*** Extracted data ***

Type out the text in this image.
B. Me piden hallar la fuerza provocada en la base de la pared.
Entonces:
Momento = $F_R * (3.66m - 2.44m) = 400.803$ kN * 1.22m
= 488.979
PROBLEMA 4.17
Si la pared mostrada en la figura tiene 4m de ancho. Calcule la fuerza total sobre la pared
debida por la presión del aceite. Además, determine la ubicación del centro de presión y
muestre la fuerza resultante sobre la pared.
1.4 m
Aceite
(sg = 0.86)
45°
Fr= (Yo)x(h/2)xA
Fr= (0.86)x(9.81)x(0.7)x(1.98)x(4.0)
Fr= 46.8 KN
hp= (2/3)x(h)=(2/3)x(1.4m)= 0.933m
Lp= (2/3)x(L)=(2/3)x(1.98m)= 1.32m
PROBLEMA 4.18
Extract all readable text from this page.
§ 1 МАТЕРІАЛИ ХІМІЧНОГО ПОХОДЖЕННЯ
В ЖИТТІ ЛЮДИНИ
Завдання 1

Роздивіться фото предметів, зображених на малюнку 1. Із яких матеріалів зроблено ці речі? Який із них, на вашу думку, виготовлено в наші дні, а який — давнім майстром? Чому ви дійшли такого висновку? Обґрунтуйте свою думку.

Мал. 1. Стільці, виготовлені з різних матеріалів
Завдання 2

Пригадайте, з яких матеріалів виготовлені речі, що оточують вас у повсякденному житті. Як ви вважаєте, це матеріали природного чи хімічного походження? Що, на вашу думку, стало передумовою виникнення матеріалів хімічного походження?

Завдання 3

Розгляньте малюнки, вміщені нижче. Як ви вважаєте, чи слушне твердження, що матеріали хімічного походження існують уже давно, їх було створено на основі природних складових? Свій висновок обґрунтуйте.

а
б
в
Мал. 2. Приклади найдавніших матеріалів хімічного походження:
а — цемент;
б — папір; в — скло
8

***

• **The problem**: Every line of the records above needs to be given again exactly.

• **Final answer**:
Type out the text in this image.
B. Me piden hallar la fuerza provocada en la base de la pared.
Entonces:
Momento = $F_R * (3.66m - 2.44m) = 400.803$ kN * 1.22m
= 488.979
PROBLEMA 4.17
Si la pared mostrada en la figura tiene 4m de ancho. Calcule la fuerza total sobre la pared
debida por la presión del aceite. Además, determine la ubicación del centro de presión y
muestre la fuerza resultante sobre la pared.
1.4 m
Aceite
(sg = 0.86)
45°
Fr= (Yo)x(h/2)xA
Fr= (0.86)x(9.81)x(0.7)x(1.98)x(4.0)
Fr= 46.8 KN
hp= (2/3)x(h)=(2/3)x(1.4m)= 0.933m
Lp= (2/3)x(L)=(2/3)x(1.98m)= 1.32m
PROBLEMA 4.18
Extract all readable text from this page.
§ 1 МАТЕРІАЛИ ХІМІЧНОГО ПОХОДЖЕННЯ
В ЖИТТІ ЛЮДИНИ
Завдання 1

Роздивіться фото предметів, зображених на малюнку 1. Із яких матеріалів зроблено ці речі? Який із них, на вашу думку, виготовлено в наші дні, а який — давнім майстром? Чому ви дійшли такого висновку? Обґрунтуйте свою думку.

Мал. 1. Стільці, виготовлені з різних матеріалів
Завдання 2

Пригадайте, з яких матеріалів виготовлені речі, що оточують вас у повсякденному житті. Як ви вважаєте, це матеріали природного чи хімічного походження? Що, на вашу думку, стало передумовою виникнення матеріалів хімічного походження?

Завдання 3

Розгляньте малюнки, вміщені нижче. Як ви вважаєте, чи слушне твердження, що матеріали хімічного походження існують уже давно, їх було створено на основі природних складових? Свій висновок обґрунтуйте.

а
б
в
Мал. 2. Приклади найдавніших матеріалів хімічного походження:
а — цемент;
б — папір; в — скло
8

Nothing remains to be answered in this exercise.